Task list =>
1. From the Ultimate64 discussion, reproduce word for word the passage that begins at the words "Retro-YouTuber Adrian Black" and stops after the words "in their jobs?".
2. Duplicate the listing exactly, beginning at its first line and stopping after the line that contains "knowledge-text-2: 简. bbox=[120, 230, 143, 250]", with both ends included.

Given text =>
▬▬▬▬▬▬

It's a good occasion to mention the Ultimate64: https://ultimate64.com/Ultimate64

Gideon isn't very good at advertising, so not everyone knows this even exists. It's a complete C64 emulation motherboard. You mount it into an existing C64, place the SID in a socket (for real analog SID sound) and enjoy a modernized C64 with perfect zero-delay HDMI output, great sound, 1541 drive emulation, cartridges, etc.

It still blows my mind that you can plug in a USB stick containing every C64 game ever written.

This thing is really impressive and after you've used it for a while, it's actually hard to go back to the "real" C64 motherboard :-)

Implementing all this on an FPGA is a mind-boggling feat, and I have nothing but the highest respect for Gideon.


Likewise Dennis van Weeren's 'MiniMig' Amiga do-over:

https://www.minimig.ca/


>Gideon isn't very good at advertising

He's so bad at it that I thought none of the Ultimate64 was open source hardware.

But most if not all of it is.


> You mount it into an existing C64

There are also replacement C64C cases, mechanical keyboards and at least two SID-chip replacements based on ARM-based MCUs available. ARMSID is the most well known of the SID boards (I forget the other one)


> It still blows my mind that you can plug in a USB stick containing every C64 game ever written.

This reminds me of a friend who had every Atari 2600 game ever written on a 3.5" floppy...


Retro-YouTuber Adrian Black did a video on the VIC-II-Kwawari just this weekend: https://youtu.be/bak-MePFsJ0. TL;DW: works well, kinda awesome.


I would like to learn about the background of the project developers. Not their names and where they are from, but how they got the knowledge to realize projects like this. Are they hobbyists who work in unrelated fields and just learned this from books and videos? Do they have degrees in electronics and do work like this in their jobs?

Stuff like this looks almost superhuman to me and I would like to know how one can get the abilities to pull this off.


I know nothing about this project devs, but I made a framebuffer/driver for my old EGA monitor out of an ARM Cortex-M7 devboard, some SRAM pulled out of old 486 boards (cache memory they were) and a level converter.

It did not go as far as being worthy enough to be published, but it worked.

It is not particularly superhuman, me not having any degrees or related work, just some years playing with electronics as a hobby, then taking old IBM EGA manual and designing the thing in a couple of evenings.

It's not rocket science :) However nowadays even rocket science isn't.

▬▬▬▬▬▬

Information supplied =>
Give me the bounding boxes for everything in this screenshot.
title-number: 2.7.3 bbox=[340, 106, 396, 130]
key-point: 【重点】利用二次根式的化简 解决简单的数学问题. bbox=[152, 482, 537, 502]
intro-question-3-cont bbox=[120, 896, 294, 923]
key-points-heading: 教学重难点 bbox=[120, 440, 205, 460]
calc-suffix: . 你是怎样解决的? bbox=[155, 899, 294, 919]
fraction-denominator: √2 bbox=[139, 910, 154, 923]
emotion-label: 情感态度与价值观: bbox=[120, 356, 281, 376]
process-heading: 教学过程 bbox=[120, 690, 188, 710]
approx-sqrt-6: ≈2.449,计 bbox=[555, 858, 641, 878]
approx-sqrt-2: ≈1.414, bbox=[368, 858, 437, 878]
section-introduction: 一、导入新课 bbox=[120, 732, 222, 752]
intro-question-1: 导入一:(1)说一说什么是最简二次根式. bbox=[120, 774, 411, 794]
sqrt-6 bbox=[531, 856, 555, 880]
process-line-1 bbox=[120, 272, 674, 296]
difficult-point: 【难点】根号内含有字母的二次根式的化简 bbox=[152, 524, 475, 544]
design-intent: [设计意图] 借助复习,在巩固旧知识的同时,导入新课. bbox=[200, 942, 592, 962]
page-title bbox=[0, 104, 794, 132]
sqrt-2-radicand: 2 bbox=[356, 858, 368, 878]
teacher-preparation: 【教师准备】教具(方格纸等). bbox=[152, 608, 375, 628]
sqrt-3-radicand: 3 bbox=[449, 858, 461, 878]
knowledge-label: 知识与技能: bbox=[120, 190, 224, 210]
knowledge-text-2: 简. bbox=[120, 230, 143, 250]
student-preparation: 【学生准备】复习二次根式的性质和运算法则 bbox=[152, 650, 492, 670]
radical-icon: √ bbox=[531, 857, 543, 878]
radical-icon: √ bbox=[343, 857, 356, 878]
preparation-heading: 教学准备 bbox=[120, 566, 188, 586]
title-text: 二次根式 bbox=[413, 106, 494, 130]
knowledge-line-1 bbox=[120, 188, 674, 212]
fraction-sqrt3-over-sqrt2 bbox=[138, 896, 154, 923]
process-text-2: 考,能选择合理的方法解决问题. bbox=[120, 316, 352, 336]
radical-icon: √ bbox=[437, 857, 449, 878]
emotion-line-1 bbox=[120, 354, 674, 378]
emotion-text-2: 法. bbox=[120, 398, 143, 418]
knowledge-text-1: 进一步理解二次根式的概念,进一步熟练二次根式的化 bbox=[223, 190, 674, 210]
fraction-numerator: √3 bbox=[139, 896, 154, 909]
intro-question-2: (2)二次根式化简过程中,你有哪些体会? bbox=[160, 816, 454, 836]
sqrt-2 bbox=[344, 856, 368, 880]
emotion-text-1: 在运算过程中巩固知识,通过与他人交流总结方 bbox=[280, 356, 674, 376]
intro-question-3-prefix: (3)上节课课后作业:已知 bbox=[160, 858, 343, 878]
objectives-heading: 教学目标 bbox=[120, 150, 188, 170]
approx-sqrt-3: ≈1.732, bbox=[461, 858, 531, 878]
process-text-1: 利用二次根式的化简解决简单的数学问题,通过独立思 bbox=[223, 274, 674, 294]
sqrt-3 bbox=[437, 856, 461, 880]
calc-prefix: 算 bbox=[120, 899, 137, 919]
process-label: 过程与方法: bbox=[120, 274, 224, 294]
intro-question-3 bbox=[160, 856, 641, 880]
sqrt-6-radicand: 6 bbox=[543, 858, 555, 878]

▬▬▬▬▬▬

Results of the exercise =>
1.
Retro-YouTuber Adrian Black did a video on the VIC-II-Kwawari just this weekend: https://youtu.be/bak-MePFsJ0. TL;DW: works well, kinda awesome.


I would like to learn about the background of the project developers. Not their names and where they are from, but how they got the knowledge to realize projects like this. Are they hobbyists who work in unrelated fields and just learned this from books and videos? Do they have degrees in electronics and do work like this in their jobs?

2.
Give me the bounding boxes for everything in this screenshot.
title-number: 2.7.3 bbox=[340, 106, 396, 130]
key-point: 【重点】利用二次根式的化简 解决简单的数学问题. bbox=[152, 482, 537, 502]
intro-question-3-cont bbox=[120, 896, 294, 923]
key-points-heading: 教学重难点 bbox=[120, 440, 205, 460]
calc-suffix: . 你是怎样解决的? bbox=[155, 899, 294, 919]
fraction-denominator: √2 bbox=[139, 910, 154, 923]
emotion-label: 情感态度与价值观: bbox=[120, 356, 281, 376]
process-heading: 教学过程 bbox=[120, 690, 188, 710]
approx-sqrt-6: ≈2.449,计 bbox=[555, 858, 641, 878]
approx-sqrt-2: ≈1.414, bbox=[368, 858, 437, 878]
section-introduction: 一、导入新课 bbox=[120, 732, 222, 752]
intro-question-1: 导入一:(1)说一说什么是最简二次根式. bbox=[120, 774, 411, 794]
sqrt-6 bbox=[531, 856, 555, 880]
process-line-1 bbox=[120, 272, 674, 296]
difficult-point: 【难点】根号内含有字母的二次根式的化简 bbox=[152, 524, 475, 544]
design-intent: [设计意图] 借助复习,在巩固旧知识的同时,导入新课. bbox=[200, 942, 592, 962]
page-title bbox=[0, 104, 794, 132]
sqrt-2-radicand: 2 bbox=[356, 858, 368, 878]
teacher-preparation: 【教师准备】教具(方格纸等). bbox=[152, 608, 375, 628]
sqrt-3-radicand: 3 bbox=[449, 858, 461, 878]
knowledge-label: 知识与技能: bbox=[120, 190, 224, 210]
knowledge-text-2: 简. bbox=[120, 230, 143, 250]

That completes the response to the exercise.